** begin PASSAGE SHOWN **

The script is remarkably awful, borderline schizophrenic with its treatment not only of McLane, who has become almost a parody of himself with his shit-eating grin response to his casual butchering of faceless Russian henchmen, all jokes and asides indicating a lack of care. Jack McClane might as well be a blank canvas of estrangement, an embittered kid who walked out on his family years ago for some unknown reason, perhaps because he saw his old man becoming a complete douchebag. In the previous films, McClane has a reason to be in the fight: with his son, I’d argue that reason has never been more tenuous. It also makes for a poor creative choice to try and produce more Russian bad guys in a single film than in all other cinema releases that decade. The trope of thick-accented Russkies and their criminal machinations should be as far from John McClane as is reasonable to expect and yet the filmmakers ask us to believe McClane, ever the pragmatist, would willingly walk into Chernobyl and start shooting the place up. I mean, this film is so dumb they’ve set the climax right in the shadows of the nuclear power station’s chimneys; oh, that’s not the stupidest thing, though. No, the stupidest thing about how terrible this movie is? At one point the bad guys enter the vault they’ve spent half the film trying to get to, and indicate the radiation levels are hitherto unparalleled inside. It’s displayed by a computer readout predictably showing “all this red is bad” graphics to say as much. One of the characters then says they have a special spray (handy to have that in bulk, I guess) that negates the effects of radiation inside about five minutes; the spray is deployed, and then the risk of radiation sickness is never mentioned again. I mean, it’s ludicrous! There’s no way John McClane’s balls aren’t glowing green at the end of it.
The script may have been better, however. We’ll never know, because the film is edited so brutally, so haphazardly, you never really get a sense of what’s going on. Jump-cuts, shaky zooms and double-take editing techniques are employed to give the sense that everything is so energetic the filmmakers couldn’t hold the fucking camera steady. A protracted van, armoured anti-tank vehicle, and truck chase through Moscow’s teeming streets is vacuous fun if you refuse to allow your brain to switch on – at one point, McClane drives a 4WD off a bridge, onto the traffic below like a terrible game of Frogger in pursuit of his son and some Russian henchmen, and at this point the film loses what little credibility it had left – with the sonic deluge of noise from the sound mix wailing away and threatening to deafen even the most audiophilic viewer. I admit, production value in A Good Die To Die Hard is generally pretty good, but after watching Bruce and Jai emerge to safety via a Moscow rooftop access door for the fifth time in a row I’m beginning to think somebody, somewhere, ran out of good ideas, and locations to shoot them in.
This film is so dumb, I half expected Bruce Willis to escape an explosion by jumping into a handy fridge. I mean, A Good Day To Die Hard is to the Die Hard franchise what Kingdom Of The Crystal Skull is to Indiana Jones – a film best never discussed again and passed off as a bad fever-dream riven by studios hoping to wring the last drop of creative juice from a flagging IP. It cannot be understating things to suggest that if you completely removed Bruce Willis and John McClane from this movie you would have a halfassed generic action film of passable, not entirely un-entertaining quality. But this is Die Hard, man. Die Hard is the granddaddy of action franchises, the big kahuna of the genre that deserves a far better script, better performances, and far better direction than this obnoxiously loud affair delivers.
I can’t be too hard on Willis for appearing in this dreck with such obvious disdain for the script he’s working with, in light of his recent health issues pushing focus on his inability to perform, but I can cast a wide net of blame at everyone else behind the camera who foisted this turd of a film upon us. A Good Day To Die Hard is a blight not only on cinema but more importantly the Die Hard franchise: it’s sad that Bruce Willis will never be able to step back into the role and deliver one last truly great entry into what has, until this, been a legendary run of quality action films. Frankly, people who put this crap together ought to be ashamed of themselves.

** end PASSAGE SHOWN **
** begin ENTRIES SHOWN **

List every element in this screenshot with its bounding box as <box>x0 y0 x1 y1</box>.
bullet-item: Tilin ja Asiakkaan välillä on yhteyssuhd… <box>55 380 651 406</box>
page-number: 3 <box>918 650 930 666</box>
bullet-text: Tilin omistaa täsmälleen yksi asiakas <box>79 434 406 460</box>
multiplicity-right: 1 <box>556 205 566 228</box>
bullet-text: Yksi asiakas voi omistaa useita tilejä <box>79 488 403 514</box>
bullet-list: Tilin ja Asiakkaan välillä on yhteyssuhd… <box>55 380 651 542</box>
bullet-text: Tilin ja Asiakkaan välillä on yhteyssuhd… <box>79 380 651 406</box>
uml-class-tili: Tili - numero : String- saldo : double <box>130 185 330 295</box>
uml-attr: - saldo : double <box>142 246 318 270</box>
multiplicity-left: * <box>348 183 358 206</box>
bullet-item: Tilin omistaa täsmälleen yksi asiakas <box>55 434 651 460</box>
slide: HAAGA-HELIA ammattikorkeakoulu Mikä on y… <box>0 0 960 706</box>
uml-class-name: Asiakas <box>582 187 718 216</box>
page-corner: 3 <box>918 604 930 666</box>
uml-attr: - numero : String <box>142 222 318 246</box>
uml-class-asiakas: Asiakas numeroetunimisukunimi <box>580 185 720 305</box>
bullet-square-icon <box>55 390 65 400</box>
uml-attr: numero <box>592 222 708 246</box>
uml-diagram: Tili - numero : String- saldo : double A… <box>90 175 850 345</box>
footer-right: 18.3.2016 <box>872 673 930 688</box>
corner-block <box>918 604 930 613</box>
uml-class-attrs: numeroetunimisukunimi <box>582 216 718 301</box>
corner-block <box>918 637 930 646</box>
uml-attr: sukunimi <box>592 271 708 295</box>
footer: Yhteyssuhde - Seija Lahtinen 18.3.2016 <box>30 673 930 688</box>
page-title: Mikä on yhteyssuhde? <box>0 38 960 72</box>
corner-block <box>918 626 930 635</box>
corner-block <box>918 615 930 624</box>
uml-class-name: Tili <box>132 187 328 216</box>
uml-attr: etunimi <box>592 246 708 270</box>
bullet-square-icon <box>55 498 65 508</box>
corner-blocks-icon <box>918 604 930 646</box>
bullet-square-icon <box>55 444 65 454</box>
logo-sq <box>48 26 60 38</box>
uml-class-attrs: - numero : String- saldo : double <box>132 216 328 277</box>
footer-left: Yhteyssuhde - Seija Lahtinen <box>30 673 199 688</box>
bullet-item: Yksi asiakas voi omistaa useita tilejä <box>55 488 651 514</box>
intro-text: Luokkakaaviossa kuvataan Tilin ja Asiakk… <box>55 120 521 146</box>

** end ENTRIES SHOWN **

**EXERCISE BRIEF**
Reproduce the passage of the film review starting with "This film is so dumb, I" and going on through "loud affair delivers.". The records have nothing to do with the review.

**FULL SOLUTION**
This film is so dumb, I half expected Bruce Willis to escape an explosion by jumping into a handy fridge. I mean, A Good Day To Die Hard is to the Die Hard franchise what Kingdom Of The Crystal Skull is to Indiana Jones – a film best never discussed again and passed off as a bad fever-dream riven by studios hoping to wring the last drop of creative juice from a flagging IP. It cannot be understating things to suggest that if you completely removed Bruce Willis and John McClane from this movie you would have a halfassed generic action film of passable, not entirely un-entertaining quality. But this is Die Hard, man. Die Hard is the granddaddy of action franchises, the big kahuna of the genre that deserves a far better script, better performances, and far better direction than this obnoxiously loud affair delivers.